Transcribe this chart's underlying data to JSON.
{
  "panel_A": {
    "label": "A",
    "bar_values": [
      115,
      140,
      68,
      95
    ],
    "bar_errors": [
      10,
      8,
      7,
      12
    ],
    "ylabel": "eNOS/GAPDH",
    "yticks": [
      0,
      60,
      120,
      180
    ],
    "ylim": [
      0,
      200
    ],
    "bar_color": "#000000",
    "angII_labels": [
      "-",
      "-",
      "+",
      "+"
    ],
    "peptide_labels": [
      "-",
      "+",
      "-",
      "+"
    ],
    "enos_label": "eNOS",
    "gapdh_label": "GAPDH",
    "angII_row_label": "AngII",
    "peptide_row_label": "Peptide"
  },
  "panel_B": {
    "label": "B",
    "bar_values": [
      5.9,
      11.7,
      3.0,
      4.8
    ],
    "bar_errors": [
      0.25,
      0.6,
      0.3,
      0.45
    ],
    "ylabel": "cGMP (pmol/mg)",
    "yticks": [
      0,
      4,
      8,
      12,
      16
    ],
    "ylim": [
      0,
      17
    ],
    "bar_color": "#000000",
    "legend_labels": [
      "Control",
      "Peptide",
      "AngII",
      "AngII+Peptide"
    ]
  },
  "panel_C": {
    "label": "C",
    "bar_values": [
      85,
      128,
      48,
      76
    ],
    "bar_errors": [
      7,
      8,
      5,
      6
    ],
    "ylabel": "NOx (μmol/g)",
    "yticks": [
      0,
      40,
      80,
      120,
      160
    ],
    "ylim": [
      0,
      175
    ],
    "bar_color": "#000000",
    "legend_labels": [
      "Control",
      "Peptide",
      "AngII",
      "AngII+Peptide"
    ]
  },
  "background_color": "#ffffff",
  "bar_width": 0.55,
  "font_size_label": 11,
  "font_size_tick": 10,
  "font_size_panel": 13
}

- **Problem statement**
An exact copy of the data, with every line intact, is the required answer.

- **Result**
Transcribe this chart's underlying data to JSON.
{
  "panel_A": {
    "label": "A",
    "bar_values": [
      115,
      140,
      68,
      95
    ],
    "bar_errors": [
      10,
      8,
      7,
      12
    ],
    "ylabel": "eNOS/GAPDH",
    "yticks": [
      0,
      60,
      120,
      180
    ],
    "ylim": [
      0,
      200
    ],
    "bar_color": "#000000",
    "angII_labels": [
      "-",
      "-",
      "+",
      "+"
    ],
    "peptide_labels": [
      "-",
      "+",
      "-",
      "+"
    ],
    "enos_label": "eNOS",
    "gapdh_label": "GAPDH",
    "angII_row_label": "AngII",
    "peptide_row_label": "Peptide"
  },
  "panel_B": {
    "label": "B",
    "bar_values": [
      5.9,
      11.7,
      3.0,
      4.8
    ],
    "bar_errors": [
      0.25,
      0.6,
      0.3,
      0.45
    ],
    "ylabel": "cGMP (pmol/mg)",
    "yticks": [
      0,
      4,
      8,
      12,
      16
    ],
    "ylim": [
      0,
      17
    ],
    "bar_color": "#000000",
    "legend_labels": [
      "Control",
      "Peptide",
      "AngII",
      "AngII+Peptide"
    ]
  },
  "panel_C": {
    "label": "C",
    "bar_values": [
      85,
      128,
      48,
      76
    ],
    "bar_errors": [
      7,
      8,
      5,
      6
    ],
    "ylabel": "NOx (μmol/g)",
    "yticks": [
      0,
      40,
      80,
      120,
      160
    ],
    "ylim": [
      0,
      175
    ],
    "bar_color": "#000000",
    "legend_labels": [
      "Control",
      "Peptide",
      "AngII",
      "AngII+Peptide"
    ]
  },
  "background_color": "#ffffff",
  "bar_width": 0.55,
  "font_size_label": 11,
  "font_size_tick": 10,
  "font_size_panel": 13
}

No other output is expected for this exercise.